● **THE PROBLEM**:
Repeat the material verbatim. Images are excluded from the copy.

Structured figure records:
※
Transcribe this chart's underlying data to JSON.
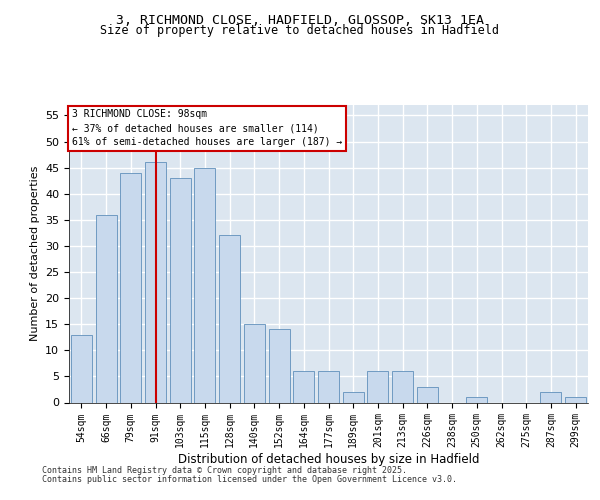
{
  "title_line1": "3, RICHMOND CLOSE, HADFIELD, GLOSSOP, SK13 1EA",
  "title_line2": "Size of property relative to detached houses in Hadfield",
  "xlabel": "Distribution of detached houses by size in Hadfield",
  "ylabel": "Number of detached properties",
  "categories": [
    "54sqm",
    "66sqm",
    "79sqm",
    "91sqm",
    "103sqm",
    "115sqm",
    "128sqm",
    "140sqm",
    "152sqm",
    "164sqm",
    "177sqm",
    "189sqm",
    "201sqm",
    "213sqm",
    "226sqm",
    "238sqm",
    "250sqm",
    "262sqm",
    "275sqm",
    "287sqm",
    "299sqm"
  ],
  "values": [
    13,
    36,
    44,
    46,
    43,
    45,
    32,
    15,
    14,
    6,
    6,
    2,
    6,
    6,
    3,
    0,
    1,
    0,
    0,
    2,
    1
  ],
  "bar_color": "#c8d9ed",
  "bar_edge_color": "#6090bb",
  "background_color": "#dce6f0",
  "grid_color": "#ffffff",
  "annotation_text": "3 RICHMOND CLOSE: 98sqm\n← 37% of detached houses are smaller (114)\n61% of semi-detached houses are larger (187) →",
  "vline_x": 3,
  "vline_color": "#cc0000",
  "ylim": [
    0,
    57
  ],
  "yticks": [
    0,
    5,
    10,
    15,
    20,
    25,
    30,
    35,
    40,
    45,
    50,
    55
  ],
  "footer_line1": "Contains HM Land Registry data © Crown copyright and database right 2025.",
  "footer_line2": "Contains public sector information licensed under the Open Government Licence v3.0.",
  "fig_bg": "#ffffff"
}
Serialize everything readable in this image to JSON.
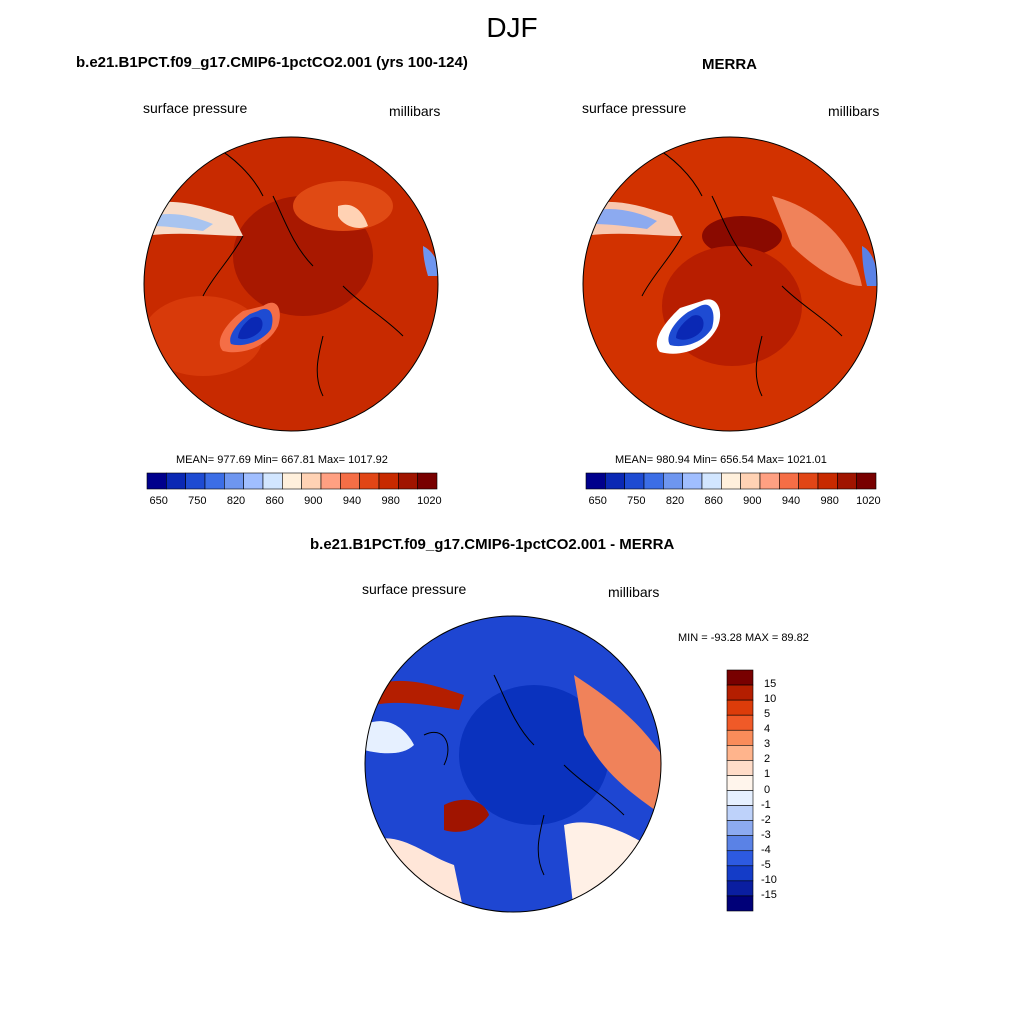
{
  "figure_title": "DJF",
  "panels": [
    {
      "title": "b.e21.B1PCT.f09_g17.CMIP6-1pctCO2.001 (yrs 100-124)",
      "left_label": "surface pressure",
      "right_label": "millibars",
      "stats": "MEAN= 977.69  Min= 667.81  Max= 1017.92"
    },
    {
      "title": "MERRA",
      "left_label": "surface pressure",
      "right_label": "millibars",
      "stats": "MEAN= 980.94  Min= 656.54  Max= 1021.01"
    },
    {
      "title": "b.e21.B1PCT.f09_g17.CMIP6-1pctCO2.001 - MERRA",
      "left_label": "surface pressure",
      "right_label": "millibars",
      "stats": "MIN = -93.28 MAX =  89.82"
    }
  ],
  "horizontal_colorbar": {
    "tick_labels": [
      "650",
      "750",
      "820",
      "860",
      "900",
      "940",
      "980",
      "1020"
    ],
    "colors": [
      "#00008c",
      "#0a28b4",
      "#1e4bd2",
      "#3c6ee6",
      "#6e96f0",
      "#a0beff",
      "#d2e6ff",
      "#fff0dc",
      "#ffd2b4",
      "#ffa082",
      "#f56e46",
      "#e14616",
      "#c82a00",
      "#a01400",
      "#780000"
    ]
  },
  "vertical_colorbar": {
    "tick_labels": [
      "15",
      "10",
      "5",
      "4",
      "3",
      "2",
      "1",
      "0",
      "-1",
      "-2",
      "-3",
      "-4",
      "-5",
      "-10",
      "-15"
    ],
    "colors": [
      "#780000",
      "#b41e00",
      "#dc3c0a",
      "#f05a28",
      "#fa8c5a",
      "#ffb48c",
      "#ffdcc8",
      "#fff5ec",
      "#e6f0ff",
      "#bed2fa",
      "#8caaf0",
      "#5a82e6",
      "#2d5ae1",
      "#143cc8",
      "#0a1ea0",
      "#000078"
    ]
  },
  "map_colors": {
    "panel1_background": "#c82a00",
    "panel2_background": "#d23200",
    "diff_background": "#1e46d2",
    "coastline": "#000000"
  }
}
※
● **TASK RESPONSE**:
Transcribe this chart's underlying data to JSON.
{
  "title_line1": "3, RICHMOND CLOSE, HADFIELD, GLOSSOP, SK13 1EA",
  "title_line2": "Size of property relative to detached houses in Hadfield",
  "xlabel": "Distribution of detached houses by size in Hadfield",
  "ylabel": "Number of detached properties",
  "categories": [
    "54sqm",
    "66sqm",
    "79sqm",
    "91sqm",
    "103sqm",
    "115sqm",
    "128sqm",
    "140sqm",
    "152sqm",
    "164sqm",
    "177sqm",
    "189sqm",
    "201sqm",
    "213sqm",
    "226sqm",
    "238sqm",
    "250sqm",
    "262sqm",
    "275sqm",
    "287sqm",
    "299sqm"
  ],
  "values": [
    13,
    36,
    44,
    46,
    43,
    45,
    32,
    15,
    14,
    6,
    6,
    2,
    6,
    6,
    3,
    0,
    1,
    0,
    0,
    2,
    1
  ],
  "bar_color": "#c8d9ed",
  "bar_edge_color": "#6090bb",
  "background_color": "#dce6f0",
  "grid_color": "#ffffff",
  "annotation_text": "3 RICHMOND CLOSE: 98sqm\n← 37% of detached houses are smaller (114)\n61% of semi-detached houses are larger (187) →",
  "vline_x": 3,
  "vline_color": "#cc0000",
  "ylim": [
    0,
    57
  ],
  "yticks": [
    0,
    5,
    10,
    15,
    20,
    25,
    30,
    35,
    40,
    45,
    50,
    55
  ],
  "footer_line1": "Contains HM Land Registry data © Crown copyright and database right 2025.",
  "footer_line2": "Contains public sector information licensed under the Open Government Licence v3.0.",
  "fig_bg": "#ffffff"
}
Serialize everything readable in this image to JSON.
{
  "figure_title": "DJF",
  "panels": [
    {
      "title": "b.e21.B1PCT.f09_g17.CMIP6-1pctCO2.001 (yrs 100-124)",
      "left_label": "surface pressure",
      "right_label": "millibars",
      "stats": "MEAN= 977.69  Min= 667.81  Max= 1017.92"
    },
    {
      "title": "MERRA",
      "left_label": "surface pressure",
      "right_label": "millibars",
      "stats": "MEAN= 980.94  Min= 656.54  Max= 1021.01"
    },
    {
      "title": "b.e21.B1PCT.f09_g17.CMIP6-1pctCO2.001 - MERRA",
      "left_label": "surface pressure",
      "right_label": "millibars",
      "stats": "MIN = -93.28 MAX =  89.82"
    }
  ],
  "horizontal_colorbar": {
    "tick_labels": [
      "650",
      "750",
      "820",
      "860",
      "900",
      "940",
      "980",
      "1020"
    ],
    "colors": [
      "#00008c",
      "#0a28b4",
      "#1e4bd2",
      "#3c6ee6",
      "#6e96f0",
      "#a0beff",
      "#d2e6ff",
      "#fff0dc",
      "#ffd2b4",
      "#ffa082",
      "#f56e46",
      "#e14616",
      "#c82a00",
      "#a01400",
      "#780000"
    ]
  },
  "vertical_colorbar": {
    "tick_labels": [
      "15",
      "10",
      "5",
      "4",
      "3",
      "2",
      "1",
      "0",
      "-1",
      "-2",
      "-3",
      "-4",
      "-5",
      "-10",
      "-15"
    ],
    "colors": [
      "#780000",
      "#b41e00",
      "#dc3c0a",
      "#f05a28",
      "#fa8c5a",
      "#ffb48c",
      "#ffdcc8",
      "#fff5ec",
      "#e6f0ff",
      "#bed2fa",
      "#8caaf0",
      "#5a82e6",
      "#2d5ae1",
      "#143cc8",
      "#0a1ea0",
      "#000078"
    ]
  },
  "map_colors": {
    "panel1_background": "#c82a00",
    "panel2_background": "#d23200",
    "diff_background": "#1e46d2",
    "coastline": "#000000"
  }
}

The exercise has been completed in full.